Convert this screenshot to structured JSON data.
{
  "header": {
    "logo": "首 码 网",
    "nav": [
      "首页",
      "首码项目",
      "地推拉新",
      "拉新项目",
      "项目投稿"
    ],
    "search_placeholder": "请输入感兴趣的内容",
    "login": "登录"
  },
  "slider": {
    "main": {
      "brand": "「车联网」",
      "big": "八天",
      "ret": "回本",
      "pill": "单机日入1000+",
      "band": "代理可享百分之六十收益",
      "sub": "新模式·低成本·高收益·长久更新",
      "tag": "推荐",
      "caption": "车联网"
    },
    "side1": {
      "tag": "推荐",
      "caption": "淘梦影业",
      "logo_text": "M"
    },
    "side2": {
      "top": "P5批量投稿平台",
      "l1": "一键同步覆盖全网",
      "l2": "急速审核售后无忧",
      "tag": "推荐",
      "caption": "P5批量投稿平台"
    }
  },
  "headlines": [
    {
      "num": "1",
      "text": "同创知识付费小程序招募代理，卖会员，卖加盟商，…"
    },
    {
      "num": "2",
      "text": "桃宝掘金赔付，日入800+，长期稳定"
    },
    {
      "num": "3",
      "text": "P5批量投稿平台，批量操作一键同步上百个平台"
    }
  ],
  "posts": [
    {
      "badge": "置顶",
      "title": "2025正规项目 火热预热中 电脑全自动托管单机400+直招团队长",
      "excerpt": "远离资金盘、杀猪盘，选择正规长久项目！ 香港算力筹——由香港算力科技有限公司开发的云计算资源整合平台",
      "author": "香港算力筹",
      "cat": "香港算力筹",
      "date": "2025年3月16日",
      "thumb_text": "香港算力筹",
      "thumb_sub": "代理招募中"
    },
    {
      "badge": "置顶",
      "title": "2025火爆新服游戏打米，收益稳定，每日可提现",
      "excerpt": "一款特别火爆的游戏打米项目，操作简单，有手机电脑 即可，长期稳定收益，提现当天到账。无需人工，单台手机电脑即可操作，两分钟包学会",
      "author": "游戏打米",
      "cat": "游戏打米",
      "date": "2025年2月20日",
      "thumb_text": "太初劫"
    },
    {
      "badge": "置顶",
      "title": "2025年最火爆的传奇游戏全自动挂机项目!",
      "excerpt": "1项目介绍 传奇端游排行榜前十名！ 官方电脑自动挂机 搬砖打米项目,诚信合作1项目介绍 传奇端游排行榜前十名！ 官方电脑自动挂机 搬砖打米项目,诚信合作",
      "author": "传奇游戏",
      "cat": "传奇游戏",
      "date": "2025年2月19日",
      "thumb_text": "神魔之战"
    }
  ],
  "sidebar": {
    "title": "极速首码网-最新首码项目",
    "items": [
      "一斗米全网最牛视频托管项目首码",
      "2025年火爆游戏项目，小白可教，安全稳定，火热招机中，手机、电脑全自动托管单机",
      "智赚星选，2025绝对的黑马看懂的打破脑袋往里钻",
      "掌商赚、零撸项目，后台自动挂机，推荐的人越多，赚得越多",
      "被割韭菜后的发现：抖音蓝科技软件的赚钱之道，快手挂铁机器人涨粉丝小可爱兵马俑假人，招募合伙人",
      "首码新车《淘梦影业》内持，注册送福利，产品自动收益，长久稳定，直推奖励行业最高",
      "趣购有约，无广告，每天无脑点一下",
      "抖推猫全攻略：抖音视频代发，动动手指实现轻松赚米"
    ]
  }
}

● ● ● ●

## WHAT IS BEING ASKED:
Return every record, word for word.

## THE ANSWER:
Convert this screenshot to structured JSON data.
{
  "header": {
    "logo": "首 码 网",
    "nav": [
      "首页",
      "首码项目",
      "地推拉新",
      "拉新项目",
      "项目投稿"
    ],
    "search_placeholder": "请输入感兴趣的内容",
    "login": "登录"
  },
  "slider": {
    "main": {
      "brand": "「车联网」",
      "big": "八天",
      "ret": "回本",
      "pill": "单机日入1000+",
      "band": "代理可享百分之六十收益",
      "sub": "新模式·低成本·高收益·长久更新",
      "tag": "推荐",
      "caption": "车联网"
    },
    "side1": {
      "tag": "推荐",
      "caption": "淘梦影业",
      "logo_text": "M"
    },
    "side2": {
      "top": "P5批量投稿平台",
      "l1": "一键同步覆盖全网",
      "l2": "急速审核售后无忧",
      "tag": "推荐",
      "caption": "P5批量投稿平台"
    }
  },
  "headlines": [
    {
      "num": "1",
      "text": "同创知识付费小程序招募代理，卖会员，卖加盟商，…"
    },
    {
      "num": "2",
      "text": "桃宝掘金赔付，日入800+，长期稳定"
    },
    {
      "num": "3",
      "text": "P5批量投稿平台，批量操作一键同步上百个平台"
    }
  ],
  "posts": [
    {
      "badge": "置顶",
      "title": "2025正规项目 火热预热中 电脑全自动托管单机400+直招团队长",
      "excerpt": "远离资金盘、杀猪盘，选择正规长久项目！ 香港算力筹——由香港算力科技有限公司开发的云计算资源整合平台",
      "author": "香港算力筹",
      "cat": "香港算力筹",
      "date": "2025年3月16日",
      "thumb_text": "香港算力筹",
      "thumb_sub": "代理招募中"
    },
    {
      "badge": "置顶",
      "title": "2025火爆新服游戏打米，收益稳定，每日可提现",
      "excerpt": "一款特别火爆的游戏打米项目，操作简单，有手机电脑 即可，长期稳定收益，提现当天到账。无需人工，单台手机电脑即可操作，两分钟包学会",
      "author": "游戏打米",
      "cat": "游戏打米",
      "date": "2025年2月20日",
      "thumb_text": "太初劫"
    },
    {
      "badge": "置顶",
      "title": "2025年最火爆的传奇游戏全自动挂机项目!",
      "excerpt": "1项目介绍 传奇端游排行榜前十名！ 官方电脑自动挂机 搬砖打米项目,诚信合作1项目介绍 传奇端游排行榜前十名！ 官方电脑自动挂机 搬砖打米项目,诚信合作",
      "author": "传奇游戏",
      "cat": "传奇游戏",
      "date": "2025年2月19日",
      "thumb_text": "神魔之战"
    }
  ],
  "sidebar": {
    "title": "极速首码网-最新首码项目",
    "items": [
      "一斗米全网最牛视频托管项目首码",
      "2025年火爆游戏项目，小白可教，安全稳定，火热招机中，手机、电脑全自动托管单机",
      "智赚星选，2025绝对的黑马看懂的打破脑袋往里钻",
      "掌商赚、零撸项目，后台自动挂机，推荐的人越多，赚得越多",
      "被割韭菜后的发现：抖音蓝科技软件的赚钱之道，快手挂铁机器人涨粉丝小可爱兵马俑假人，招募合伙人",
      "首码新车《淘梦影业》内持，注册送福利，产品自动收益，长久稳定，直推奖励行业最高",
      "趣购有约，无广告，每天无脑点一下",
      "抖推猫全攻略：抖音视频代发，动动手指实现轻松赚米"
    ]
  }
}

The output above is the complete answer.